● Exercise directions
Copy exactly the lines from the one containing "Output a JSON" through the last line of the records below, including both, and leave out any pictures.

● Exercise inputs
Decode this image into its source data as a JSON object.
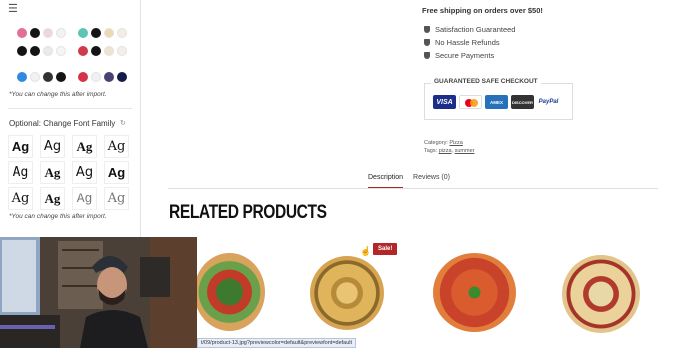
{
  "sidebar": {
    "top_icon": "menu-icon",
    "palette_rows": [
      {
        "left": [
          "#e0709a",
          "#141414",
          "#f0d7d7",
          "#f2f2f2"
        ],
        "right": [
          "#5fc4b3",
          "#141414",
          "#ead9b2",
          "#f5ede1"
        ]
      },
      {
        "left": [
          "#141414",
          "#141414",
          "#eaeaea",
          "#f5f5f5"
        ],
        "right": [
          "#d03b4c",
          "#141414",
          "#efe2d2",
          "#f4efe9"
        ]
      },
      {
        "left": [
          "#2f8be0",
          "#f2f2f2",
          "#333333",
          "#141414"
        ],
        "right": [
          "#d9304a",
          "#f0f0f0",
          "#4b4176",
          "#161b4a"
        ]
      }
    ],
    "palette_note": "*You can change this after import.",
    "font_heading": "Optional: Change Font Family",
    "font_sample": "Ag",
    "font_note": "*You can change this after import."
  },
  "product": {
    "shipping": "Free shipping on orders over $50!",
    "features": [
      "Satisfaction Guaranteed",
      "No Hassle Refunds",
      "Secure Payments"
    ],
    "checkout_title": "GUARANTEED SAFE CHECKOUT",
    "cards": [
      "VISA",
      "",
      "AMEX",
      "DISCOVER",
      "PayPal"
    ],
    "category_label": "Category:",
    "category_value": "Pizza",
    "tags_label": "Tags:",
    "tag_1": "pizza",
    "tag_2": "summer"
  },
  "tabs": [
    "Description",
    "Reviews (0)"
  ],
  "related_title": "RELATED PRODUCTS",
  "sale_badge": "Sale!",
  "status_url": "t/09/product-13.jpg?previewcolor=default&previewfont=default",
  "colors": {
    "accent": "#b3262a"
  }
}
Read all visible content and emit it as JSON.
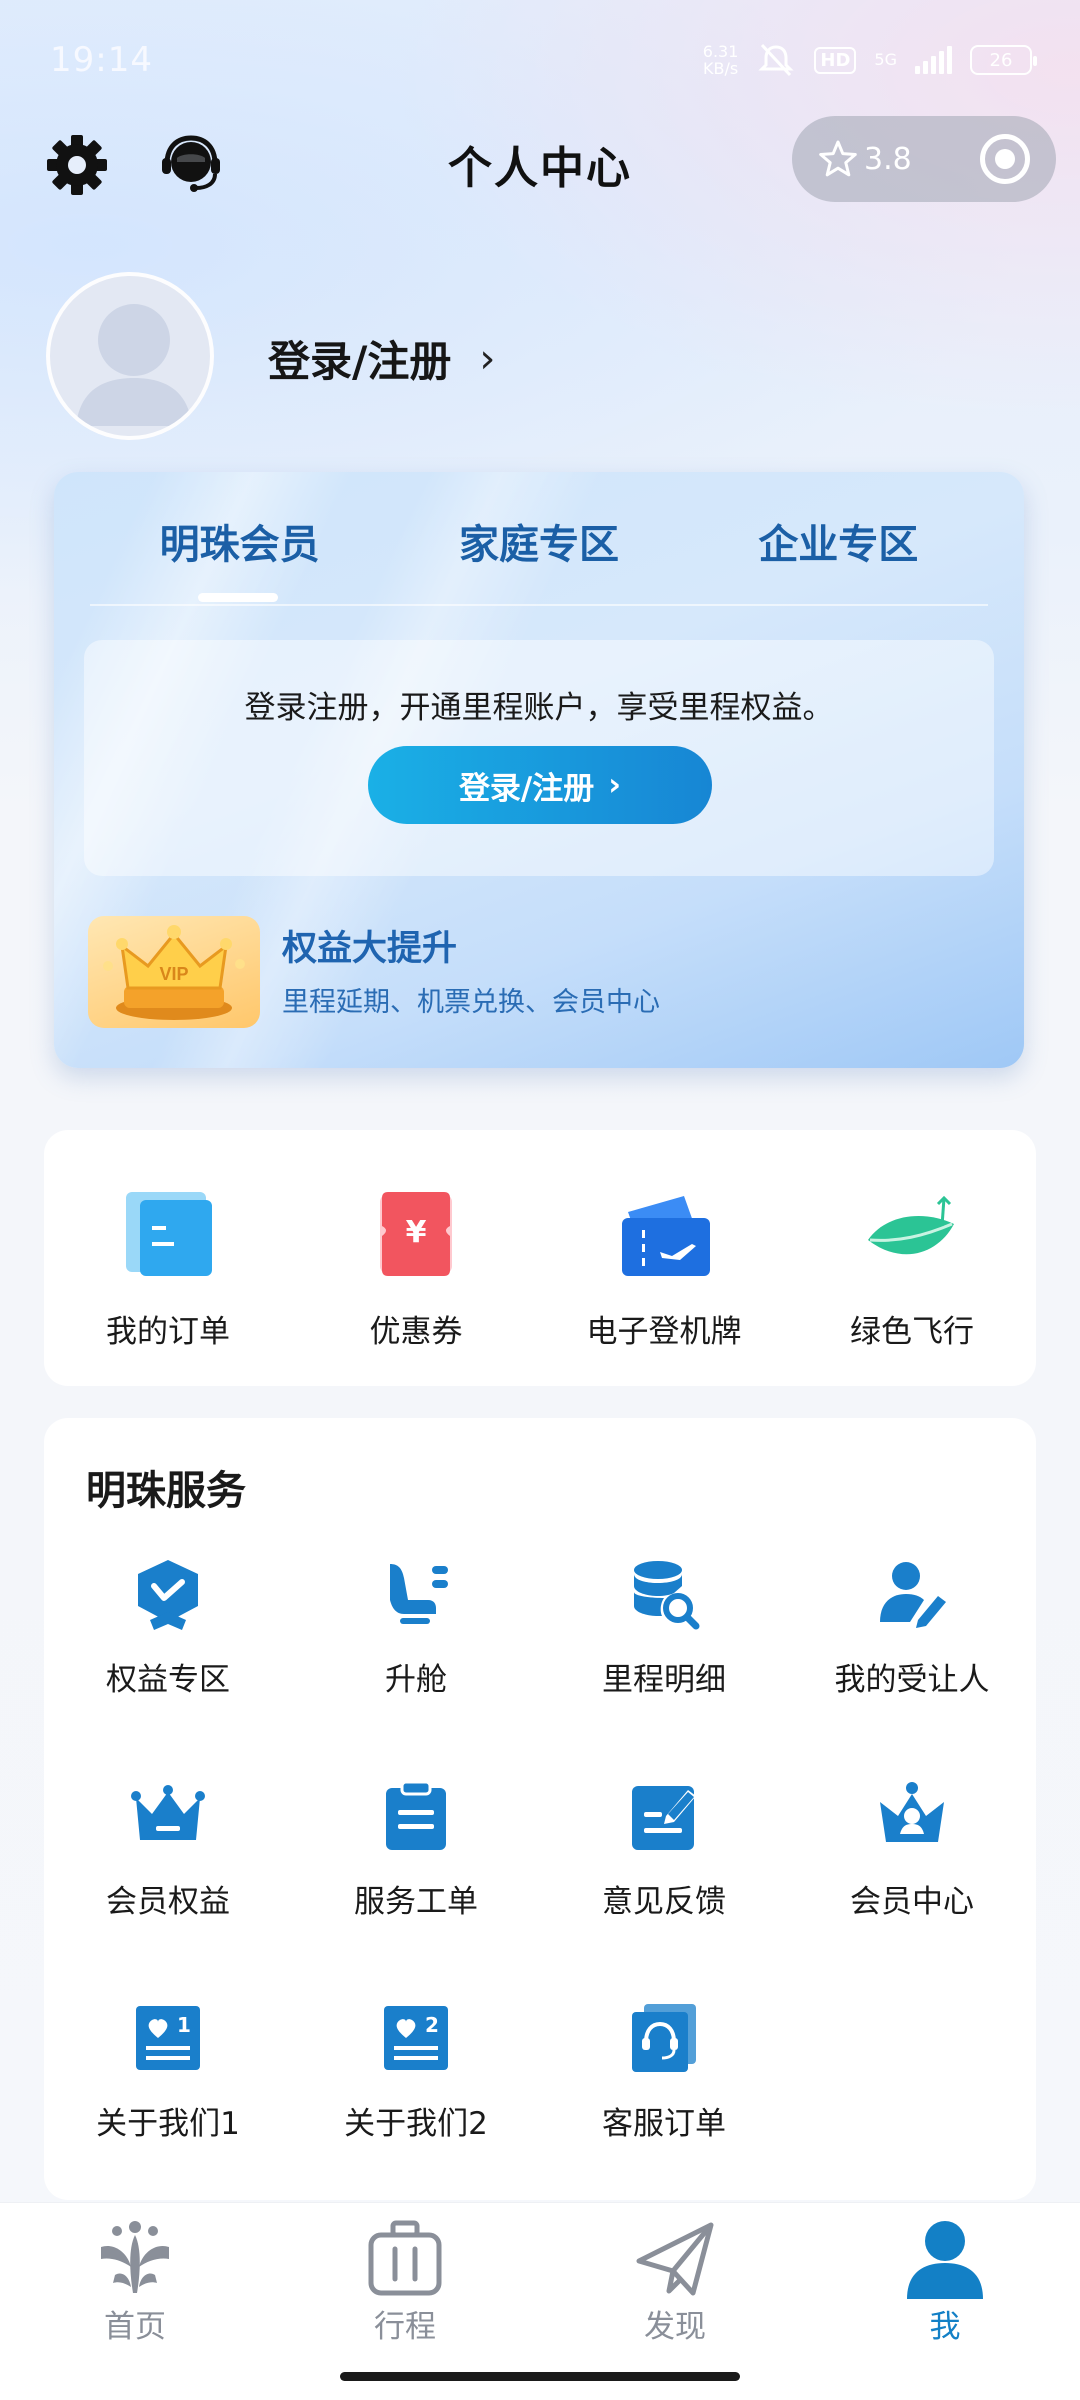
{
  "status_bar": {
    "time": "19:14",
    "net_speed": "6.31",
    "net_unit": "KB/s",
    "network_type": "5G",
    "hd_label": "HD",
    "battery": "26"
  },
  "header": {
    "title": "个人中心",
    "rating": "3.8",
    "settings_icon": "gear-icon",
    "service_icon": "headset-icon"
  },
  "profile": {
    "login_label": "登录/注册",
    "chevron": "›"
  },
  "member_card": {
    "tabs": [
      {
        "label": "明珠会员",
        "active": true
      },
      {
        "label": "家庭专区",
        "active": false
      },
      {
        "label": "企业专区",
        "active": false
      }
    ],
    "promo_text": "登录注册，开通里程账户，享受里程权益。",
    "login_button": "登录/注册",
    "login_button_chevron": "›",
    "perk_title": "权益大提升",
    "perk_subtitle": "里程延期、机票兑换、会员中心",
    "vip_badge_text": "VIP"
  },
  "quick_actions": [
    {
      "label": "我的订单",
      "icon": "order-icon"
    },
    {
      "label": "优惠券",
      "icon": "coupon-icon"
    },
    {
      "label": "电子登机牌",
      "icon": "boarding-pass-icon"
    },
    {
      "label": "绿色飞行",
      "icon": "leaf-icon"
    }
  ],
  "services": {
    "title": "明珠服务",
    "items": [
      {
        "label": "权益专区",
        "icon": "badge-icon"
      },
      {
        "label": "升舱",
        "icon": "seat-icon"
      },
      {
        "label": "里程明细",
        "icon": "database-search-icon"
      },
      {
        "label": "我的受让人",
        "icon": "user-edit-icon"
      },
      {
        "label": "会员权益",
        "icon": "crown-icon"
      },
      {
        "label": "服务工单",
        "icon": "clipboard-icon"
      },
      {
        "label": "意见反馈",
        "icon": "feedback-icon"
      },
      {
        "label": "会员中心",
        "icon": "member-crown-icon"
      },
      {
        "label": "关于我们1",
        "icon": "about-card-1-icon",
        "badge": "1"
      },
      {
        "label": "关于我们2",
        "icon": "about-card-2-icon",
        "badge": "2"
      },
      {
        "label": "客服订单",
        "icon": "support-order-icon"
      }
    ]
  },
  "bottom_nav": [
    {
      "label": "首页",
      "icon": "home-logo-icon",
      "active": false
    },
    {
      "label": "行程",
      "icon": "luggage-icon",
      "active": false
    },
    {
      "label": "发现",
      "icon": "paper-plane-icon",
      "active": false
    },
    {
      "label": "我",
      "icon": "user-icon",
      "active": true
    }
  ],
  "colors": {
    "brand_blue": "#1380c6",
    "tab_text": "#1b5fa6",
    "button_gradient_start": "#1ab0e6",
    "button_gradient_end": "#1786d4"
  }
}
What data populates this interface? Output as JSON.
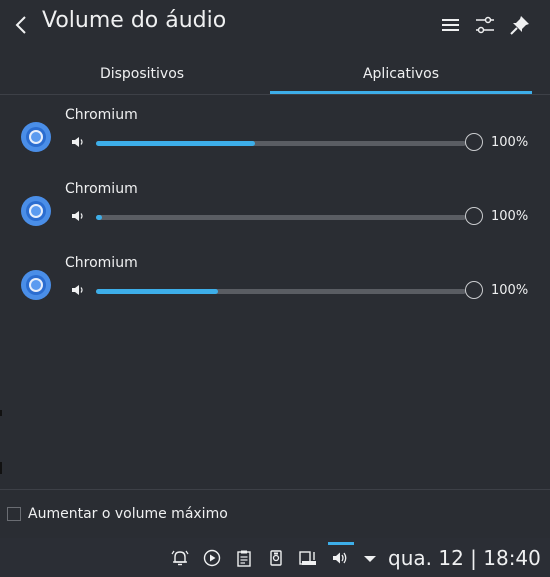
{
  "header": {
    "title": "Volume do áudio",
    "icons": [
      "back-arrow-icon",
      "menu-icon",
      "settings-sliders-icon",
      "pin-icon"
    ]
  },
  "tabs": [
    {
      "label": "Dispositivos",
      "active": false
    },
    {
      "label": "Aplicativos",
      "active": true
    }
  ],
  "apps": [
    {
      "name": "Chromium",
      "volume_label": "100%",
      "level": 0.43
    },
    {
      "name": "Chromium",
      "volume_label": "100%",
      "level": 0.01
    },
    {
      "name": "Chromium",
      "volume_label": "100%",
      "level": 0.33
    }
  ],
  "footer": {
    "raise_max_volume_label": "Aumentar o volume máximo",
    "raise_max_volume_checked": false
  },
  "taskbar": {
    "clock": "qua. 12 | 18:40",
    "icons": [
      "alarm-icon",
      "media-play-icon",
      "clipboard-icon",
      "usb-device-icon",
      "network-icon",
      "volume-icon",
      "expand-tray-arrow-icon"
    ]
  },
  "colors": {
    "accent": "#3daee9",
    "background": "#2a2d33",
    "track": "#5a5d63",
    "text": "#eff0f1"
  }
}
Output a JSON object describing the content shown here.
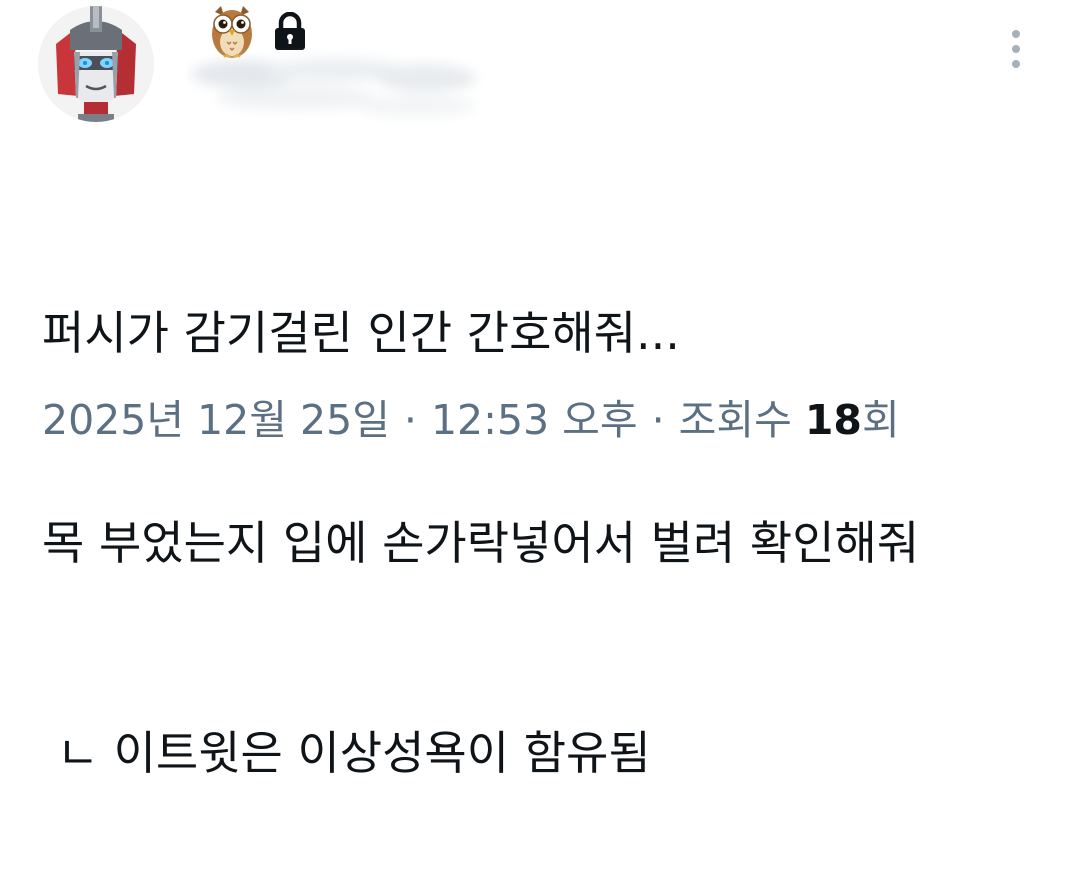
{
  "tweet": {
    "author": {
      "avatar_icon": "robot-avatar-icon",
      "badge_icon": "owl-emoji-icon",
      "protected_icon": "lock-icon"
    },
    "text_lines": [
      "퍼시가 감기걸린 인간 간호해줘...",
      "목 부었는지 입에 손가락넣어서 벌려 확인해줘",
      " ㄴ 이트윗은 이상성욕이 함유됨"
    ],
    "meta": {
      "date": "2025년 12월 25일",
      "separator": "·",
      "time": "12:53 오후",
      "views_label": "조회수",
      "views_count": "18",
      "views_suffix": "회"
    },
    "more_button_icon": "more-vertical-icon"
  }
}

● Output for this exercise
Output a JSON object describing the content shown here.
{
  "tweet": {
    "author": {
      "avatar_icon": "robot-avatar-icon",
      "badge_icon": "owl-emoji-icon",
      "protected_icon": "lock-icon"
    },
    "text_lines": [
      "퍼시가 감기걸린 인간 간호해줘...",
      "목 부었는지 입에 손가락넣어서 벌려 확인해줘",
      " ㄴ 이트윗은 이상성욕이 함유됨"
    ],
    "meta": {
      "date": "2025년 12월 25일",
      "separator": "·",
      "time": "12:53 오후",
      "views_label": "조회수",
      "views_count": "18",
      "views_suffix": "회"
    },
    "more_button_icon": "more-vertical-icon"
  }
}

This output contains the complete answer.